▶ _Exercise input_:
☆ ☆ ☆ ☆ ☆ ☆ ☆

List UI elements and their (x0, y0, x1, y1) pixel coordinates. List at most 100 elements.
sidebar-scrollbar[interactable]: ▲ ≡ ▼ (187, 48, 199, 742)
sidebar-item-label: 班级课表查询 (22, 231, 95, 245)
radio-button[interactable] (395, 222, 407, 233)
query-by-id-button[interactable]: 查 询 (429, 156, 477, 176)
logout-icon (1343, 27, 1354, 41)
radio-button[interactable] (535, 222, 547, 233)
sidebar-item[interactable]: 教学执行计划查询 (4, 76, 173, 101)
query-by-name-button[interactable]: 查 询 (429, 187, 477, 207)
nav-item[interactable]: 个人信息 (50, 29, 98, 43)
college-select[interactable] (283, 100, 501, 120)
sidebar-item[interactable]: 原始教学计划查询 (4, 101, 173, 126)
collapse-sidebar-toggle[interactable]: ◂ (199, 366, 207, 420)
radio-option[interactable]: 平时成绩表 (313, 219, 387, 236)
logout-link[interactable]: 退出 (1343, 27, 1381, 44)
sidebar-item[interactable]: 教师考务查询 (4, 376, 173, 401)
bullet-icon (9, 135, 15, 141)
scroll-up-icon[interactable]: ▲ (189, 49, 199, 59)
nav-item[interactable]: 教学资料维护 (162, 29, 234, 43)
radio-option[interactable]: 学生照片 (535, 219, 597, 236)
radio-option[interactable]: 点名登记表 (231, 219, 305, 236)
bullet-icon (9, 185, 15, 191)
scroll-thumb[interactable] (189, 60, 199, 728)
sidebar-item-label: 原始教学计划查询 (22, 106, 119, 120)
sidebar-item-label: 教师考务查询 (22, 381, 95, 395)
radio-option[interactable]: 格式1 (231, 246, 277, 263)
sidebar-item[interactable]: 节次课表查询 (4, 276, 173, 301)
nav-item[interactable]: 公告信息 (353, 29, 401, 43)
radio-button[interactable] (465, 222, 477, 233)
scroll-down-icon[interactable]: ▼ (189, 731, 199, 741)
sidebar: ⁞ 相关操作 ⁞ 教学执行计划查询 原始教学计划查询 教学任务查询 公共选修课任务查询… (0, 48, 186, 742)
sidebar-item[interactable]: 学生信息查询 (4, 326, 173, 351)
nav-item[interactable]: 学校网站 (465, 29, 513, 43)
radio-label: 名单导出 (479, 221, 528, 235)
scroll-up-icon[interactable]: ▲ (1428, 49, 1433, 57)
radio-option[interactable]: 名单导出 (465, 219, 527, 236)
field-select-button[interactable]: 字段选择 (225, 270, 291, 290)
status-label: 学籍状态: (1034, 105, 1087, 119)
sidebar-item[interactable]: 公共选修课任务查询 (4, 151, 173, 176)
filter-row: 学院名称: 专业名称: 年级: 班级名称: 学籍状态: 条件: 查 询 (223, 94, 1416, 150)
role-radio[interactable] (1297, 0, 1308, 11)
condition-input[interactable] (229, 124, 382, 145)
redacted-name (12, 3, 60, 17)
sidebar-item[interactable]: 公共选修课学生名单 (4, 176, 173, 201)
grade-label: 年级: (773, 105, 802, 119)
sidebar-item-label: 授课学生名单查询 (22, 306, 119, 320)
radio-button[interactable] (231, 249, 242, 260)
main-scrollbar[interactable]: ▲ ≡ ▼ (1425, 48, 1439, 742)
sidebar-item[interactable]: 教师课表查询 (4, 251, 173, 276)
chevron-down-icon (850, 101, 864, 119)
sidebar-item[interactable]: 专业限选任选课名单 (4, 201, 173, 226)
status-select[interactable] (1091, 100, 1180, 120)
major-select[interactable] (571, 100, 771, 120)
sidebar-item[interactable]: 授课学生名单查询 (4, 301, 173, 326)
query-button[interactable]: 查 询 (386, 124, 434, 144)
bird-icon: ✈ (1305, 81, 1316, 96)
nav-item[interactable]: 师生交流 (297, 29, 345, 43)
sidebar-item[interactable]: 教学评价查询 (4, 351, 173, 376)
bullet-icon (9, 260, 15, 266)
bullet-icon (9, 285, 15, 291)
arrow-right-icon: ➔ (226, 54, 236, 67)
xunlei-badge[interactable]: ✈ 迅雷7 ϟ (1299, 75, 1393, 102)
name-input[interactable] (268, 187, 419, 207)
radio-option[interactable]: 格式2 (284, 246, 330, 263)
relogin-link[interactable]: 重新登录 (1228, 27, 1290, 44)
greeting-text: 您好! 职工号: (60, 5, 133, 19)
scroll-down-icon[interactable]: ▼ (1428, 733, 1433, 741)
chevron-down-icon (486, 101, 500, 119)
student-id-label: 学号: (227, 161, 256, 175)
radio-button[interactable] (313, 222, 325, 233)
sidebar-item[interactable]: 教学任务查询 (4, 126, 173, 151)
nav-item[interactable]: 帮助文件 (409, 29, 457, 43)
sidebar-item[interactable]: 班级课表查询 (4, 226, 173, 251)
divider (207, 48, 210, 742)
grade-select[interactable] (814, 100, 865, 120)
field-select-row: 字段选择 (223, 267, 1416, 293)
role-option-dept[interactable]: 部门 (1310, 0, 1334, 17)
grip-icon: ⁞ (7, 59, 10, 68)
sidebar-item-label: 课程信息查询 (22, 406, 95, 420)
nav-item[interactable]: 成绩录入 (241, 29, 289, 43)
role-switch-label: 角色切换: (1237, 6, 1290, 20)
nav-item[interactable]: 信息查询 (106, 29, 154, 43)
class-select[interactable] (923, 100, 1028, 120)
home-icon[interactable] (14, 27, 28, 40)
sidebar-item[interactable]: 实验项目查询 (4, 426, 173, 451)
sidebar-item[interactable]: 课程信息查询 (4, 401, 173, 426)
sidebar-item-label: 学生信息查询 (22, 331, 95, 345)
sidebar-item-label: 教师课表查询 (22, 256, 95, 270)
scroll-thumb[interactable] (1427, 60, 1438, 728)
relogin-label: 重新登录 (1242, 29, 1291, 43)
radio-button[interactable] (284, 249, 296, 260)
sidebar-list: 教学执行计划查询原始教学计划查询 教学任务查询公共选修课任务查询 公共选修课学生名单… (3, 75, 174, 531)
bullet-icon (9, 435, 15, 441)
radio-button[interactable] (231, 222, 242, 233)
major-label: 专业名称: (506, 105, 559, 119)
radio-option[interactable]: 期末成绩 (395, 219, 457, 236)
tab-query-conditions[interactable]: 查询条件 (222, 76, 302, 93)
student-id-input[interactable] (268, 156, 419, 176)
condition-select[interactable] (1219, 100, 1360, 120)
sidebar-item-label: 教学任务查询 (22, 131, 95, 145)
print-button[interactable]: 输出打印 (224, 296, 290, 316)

☆ ☆ ☆ ☆ ☆ ☆ ☆

▶ _Given request_: Output each line of the items above as one string in a JSON list, leaving out any blank lines.

▶ _Answer to the task_:
[
  "List UI elements and their (x0, y0, x1, y1) pixel coordinates. List at most 100 elements.",
  "sidebar-scrollbar[interactable]: ▲ ≡ ▼ (187, 48, 199, 742)",
  "sidebar-item-label: 班级课表查询 (22, 231, 95, 245)",
  "radio-button[interactable] (395, 222, 407, 233)",
  "query-by-id-button[interactable]: 查 询 (429, 156, 477, 176)",
  "logout-icon (1343, 27, 1354, 41)",
  "radio-button[interactable] (535, 222, 547, 233)",
  "sidebar-item[interactable]: 教学执行计划查询 (4, 76, 173, 101)",
  "query-by-name-button[interactable]: 查 询 (429, 187, 477, 207)",
  "nav-item[interactable]: 个人信息 (50, 29, 98, 43)",
  "college-select[interactable] (283, 100, 501, 120)",
  "sidebar-item[interactable]: 原始教学计划查询 (4, 101, 173, 126)",
  "collapse-sidebar-toggle[interactable]: ◂ (199, 366, 207, 420)",
  "radio-option[interactable]: 平时成绩表 (313, 219, 387, 236)",
  "logout-link[interactable]: 退出 (1343, 27, 1381, 44)",
  "sidebar-item[interactable]: 教师考务查询 (4, 376, 173, 401)",
  "bullet-icon (9, 135, 15, 141)",
  "scroll-up-icon[interactable]: ▲ (189, 49, 199, 59)",
  "nav-item[interactable]: 教学资料维护 (162, 29, 234, 43)",
  "radio-option[interactable]: 学生照片 (535, 219, 597, 236)",
  "radio-option[interactable]: 点名登记表 (231, 219, 305, 236)",
  "bullet-icon (9, 185, 15, 191)",
  "scroll-thumb[interactable] (189, 60, 199, 728)",
  "sidebar-item-label: 原始教学计划查询 (22, 106, 119, 120)",
  "sidebar-item-label: 教师考务查询 (22, 381, 95, 395)",
  "radio-option[interactable]: 格式1 (231, 246, 277, 263)",
  "sidebar-item[interactable]: 节次课表查询 (4, 276, 173, 301)",
  "nav-item[interactable]: 公告信息 (353, 29, 401, 43)",
  "radio-button[interactable] (465, 222, 477, 233)",
  "scroll-down-icon[interactable]: ▼ (189, 731, 199, 741)",
  "sidebar: ⁞ 相关操作 ⁞ 教学执行计划查询 原始教学计划查询 教学任务查询 公共选修课任务查询… (0, 48, 186, 742)",
  "sidebar-item[interactable]: 学生信息查询 (4, 326, 173, 351)",
  "nav-item[interactable]: 学校网站 (465, 29, 513, 43)",
  "radio-label: 名单导出 (479, 221, 528, 235)",
  "scroll-up-icon[interactable]: ▲ (1428, 49, 1433, 57)",
  "radio-option[interactable]: 名单导出 (465, 219, 527, 236)",
  "field-select-button[interactable]: 字段选择 (225, 270, 291, 290)",
  "status-label: 学籍状态: (1034, 105, 1087, 119)",
  "sidebar-item[interactable]: 公共选修课任务查询 (4, 151, 173, 176)",
  "filter-row: 学院名称: 专业名称: 年级: 班级名称: 学籍状态: 条件: 查 询 (223, 94, 1416, 150)",
  "role-radio[interactable] (1297, 0, 1308, 11)",
  "condition-input[interactable] (229, 124, 382, 145)",
  "redacted-name (12, 3, 60, 17)",
  "sidebar-item[interactable]: 公共选修课学生名单 (4, 176, 173, 201)",
  "grade-label: 年级: (773, 105, 802, 119)",
  "sidebar-item-label: 授课学生名单查询 (22, 306, 119, 320)",
  "radio-button[interactable] (231, 249, 242, 260)",
  "main-scrollbar[interactable]: ▲ ≡ ▼ (1425, 48, 1439, 742)",
  "sidebar-item[interactable]: 教师课表查询 (4, 251, 173, 276)",
  "chevron-down-icon (850, 101, 864, 119)",
  "sidebar-item[interactable]: 专业限选任选课名单 (4, 201, 173, 226)",
  "status-select[interactable] (1091, 100, 1180, 120)",
  "major-select[interactable] (571, 100, 771, 120)",
  "sidebar-item[interactable]: 授课学生名单查询 (4, 301, 173, 326)",
  "query-button[interactable]: 查 询 (386, 124, 434, 144)",
  "bird-icon: ✈ (1305, 81, 1316, 96)",
  "nav-item[interactable]: 师生交流 (297, 29, 345, 43)",
  "sidebar-item[interactable]: 教学评价查询 (4, 351, 173, 376)",
  "bullet-icon (9, 260, 15, 266)",
  "bullet-icon (9, 285, 15, 291)",
  "arrow-right-icon: ➔ (226, 54, 236, 67)",
  "xunlei-badge[interactable]: ✈ 迅雷7 ϟ (1299, 75, 1393, 102)",
  "name-input[interactable] (268, 187, 419, 207)",
  "radio-option[interactable]: 格式2 (284, 246, 330, 263)",
  "relogin-link[interactable]: 重新登录 (1228, 27, 1290, 44)",
  "greeting-text: 您好! 职工号: (60, 5, 133, 19)",
  "scroll-down-icon[interactable]: ▼ (1428, 733, 1433, 741)",
  "chevron-down-icon (486, 101, 500, 119)",
  "student-id-label: 学号: (227, 161, 256, 175)",
  "radio-button[interactable] (313, 222, 325, 233)",
  "sidebar-item[interactable]: 教学任务查询 (4, 126, 173, 151)",
  "nav-item[interactable]: 帮助文件 (409, 29, 457, 43)",
  "sidebar-item[interactable]: 班级课表查询 (4, 226, 173, 251)",
  "divider (207, 48, 210, 742)",
  "grade-select[interactable] (814, 100, 865, 120)",
  "field-select-row: 字段选择 (223, 267, 1416, 293)",
  "role-option-dept[interactable]: 部门 (1310, 0, 1334, 17)",
  "grip-icon: ⁞ (7, 59, 10, 68)",
  "sidebar-item-label: 课程信息查询 (22, 406, 95, 420)",
  "nav-item[interactable]: 成绩录入 (241, 29, 289, 43)",
  "role-switch-label: 角色切换: (1237, 6, 1290, 20)",
  "nav-item[interactable]: 信息查询 (106, 29, 154, 43)",
  "class-select[interactable] (923, 100, 1028, 120)",
  "home-icon[interactable] (14, 27, 28, 40)",
  "sidebar-item[interactable]: 实验项目查询 (4, 426, 173, 451)",
  "sidebar-item[interactable]: 课程信息查询 (4, 401, 173, 426)",
  "sidebar-item-label: 学生信息查询 (22, 331, 95, 345)",
  "sidebar-item-label: 教师课表查询 (22, 256, 95, 270)",
  "scroll-thumb[interactable] (1427, 60, 1438, 728)",
  "relogin-label: 重新登录 (1242, 29, 1291, 43)",
  "radio-button[interactable] (284, 249, 296, 260)",
  "sidebar-list: 教学执行计划查询原始教学计划查询 教学任务查询公共选修课任务查询 公共选修课学生名单… (3, 75, 174, 531)",
  "bullet-icon (9, 435, 15, 441)",
  "radio-button[interactable] (231, 222, 242, 233)",
  "major-label: 专业名称: (506, 105, 559, 119)",
  "radio-option[interactable]: 期末成绩 (395, 219, 457, 236)",
  "tab-query-conditions[interactable]: 查询条件 (222, 76, 302, 93)",
  "student-id-input[interactable] (268, 156, 419, 176)",
  "condition-select[interactable] (1219, 100, 1360, 120)",
  "sidebar-item-label: 教学任务查询 (22, 131, 95, 145)",
  "print-button[interactable]: 输出打印 (224, 296, 290, 316)"
]